• Text block:
Commodities & Metals

Outlook 2013: Turnaround Unlikely in Base Metals

underground mining
Source: Thinkstock
2012 has been a mixed year for the base metals. 24/7 Wall St. is looking into 2013 to see what the new year may bring for the sector. The long and short of it is that there does not appear to be any free lunch for investors.

When Freeport McMoRan Copper & Gold Inc. (NYSE: FCX) agreed to buy McMoRan Exploration Co. (NYSE: MMR) and Plains Exploration & Production Co. (NYSE: PXP) for total consideration of $20 billion, the deal was criticized from a number of standpoints, one of which was that Freeport’s move indicated significant weakness in the copper business. And it is true that copper is off its highs in the first half of 2011, but the red metal has made a significant comeback in pricing, from a low of around $3.30 a pound in May to above $3.60 in December.

Like other base metals such as aluminum and iron ore, copper is captive to a growing economy. In the past few years, the lion’s share of global economic growth has come from emerging markets, particularly China, India and Brazil. With China’s slowing growth, particularly in construction spending in 2012, it is no wonder that base metals prices have been soft.

• Collected material:
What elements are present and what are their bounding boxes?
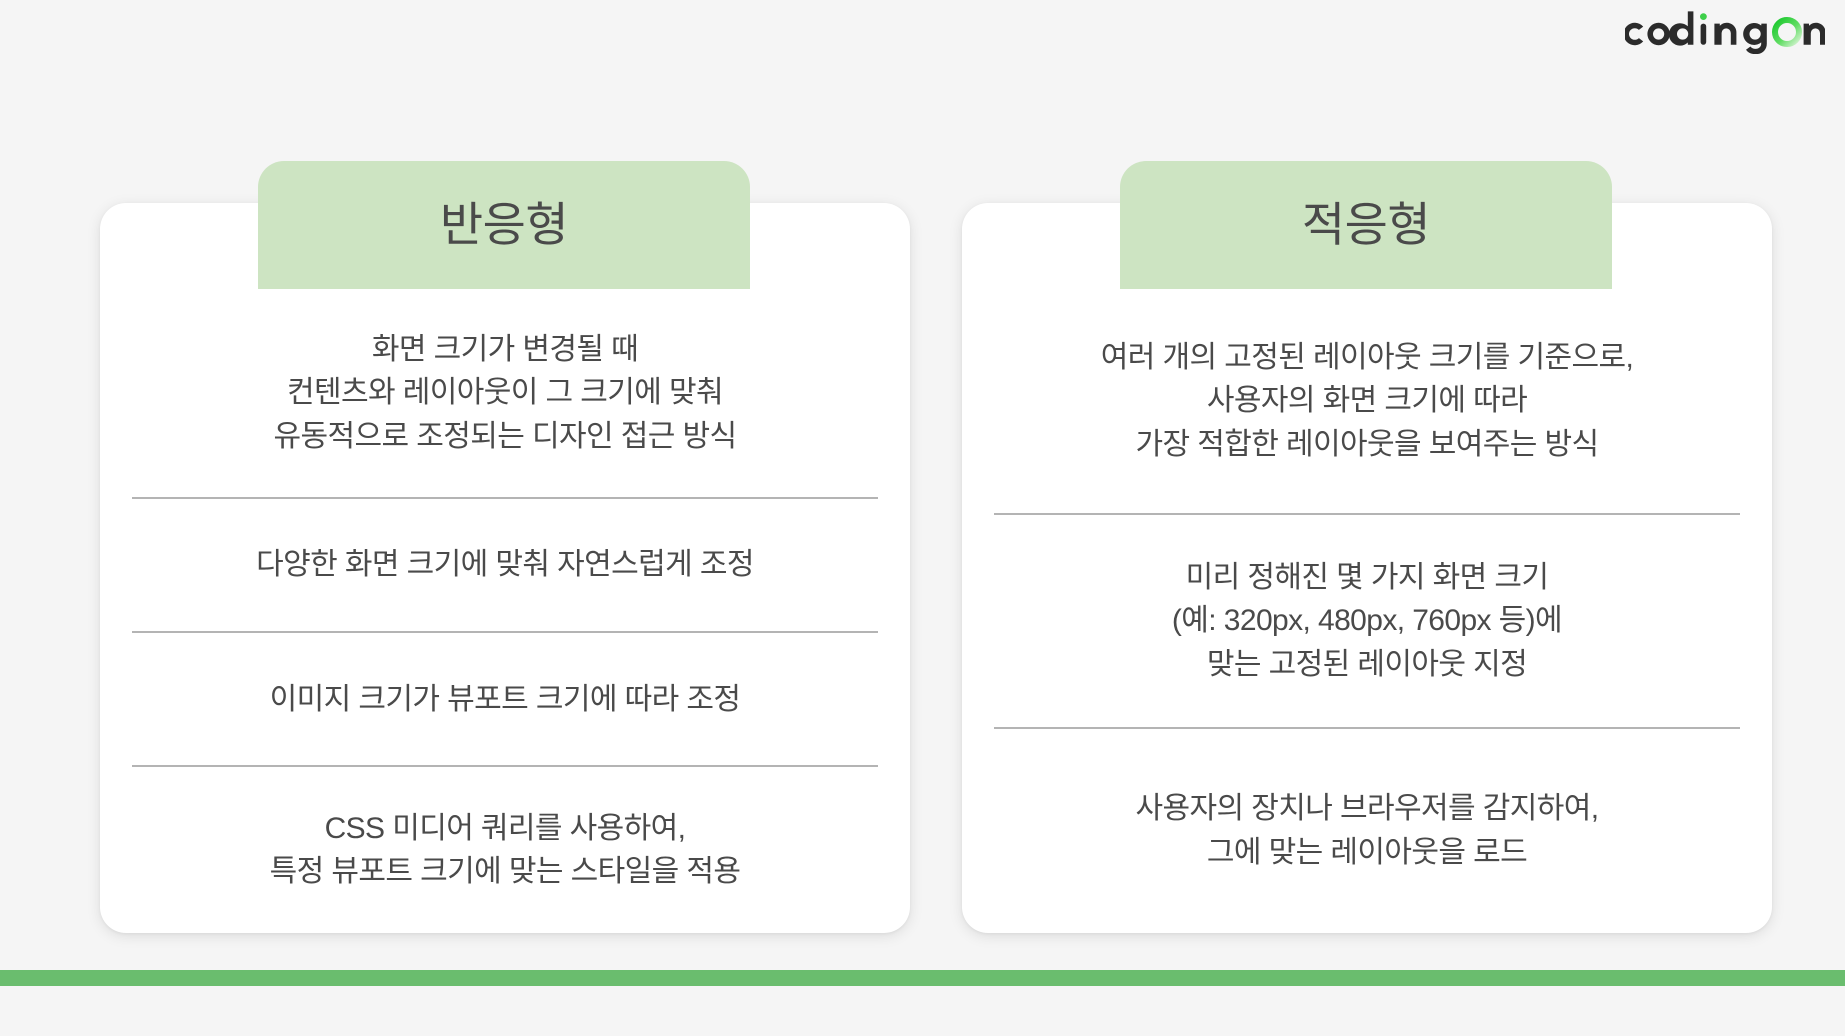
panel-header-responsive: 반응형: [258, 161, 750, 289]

• To do:
1 > In the base metals outlook, what was copper's price in May, and where had it climbed by December?
2 > Extend the base metals outlook from its final sentence.
The data plays no part in this exercise.

• Answer list:
1 > Copper fell to a low of around $3.30 a pound in May and rose to above $3.60 in December.

2 >
Copper pricing may have gotten a boost earlier this week, though, following a decision by the Securities and Exchange Commission to allow J.P. Morgan Chase & Co. (NYSE: JPM) to create an exchange-traded fund (ETF) backed by physical copper. Whether that fund or other funds backed by base metals will get off the ground remains to be seen. But if demand is high enough for a copper ETF, that could do nothing but raise prices for the metal.

In response to the slowing economy and the lower prices, mining companies, like Freeport and BHP Billiton PLC (NYSE: BHP) have looked to boosting their investment in the one commodity that seems invariably to offer profits: oil. The other thing to remember about mining companies is that scale matters a lot, and no matter how big the firm might be, even bigger is always thought to be better. In 2008, BHP tried to acquire Rio Tinto PLC (NYSE: RIO) for $147 billion. When that failed, BHP tried to nab Potash Corp. of Saskatchewan (NYSE: POT) for $39 billion. One of the big deals was finally approved last month when Xstrata shareholders agreed to a $31 billion buyout by Glencore International.

Trying to predict which of the mining firms will try to swallow another is a fool’s game. But if China is serious about its plan to grow gross domestic product by focusing on urbanization (more construction) and domestic spending rather than exports, demand for copper, iron ore and aluminum likely will grow. Add to that the fact that China’s inventories of iron ore are quite low, and demand for the critical ingredient in steel making could rise sharply from near its three-year low. Rising costs could crimp asset prices and lead to more buyouts and takeovers as global growth continues to be sluggish.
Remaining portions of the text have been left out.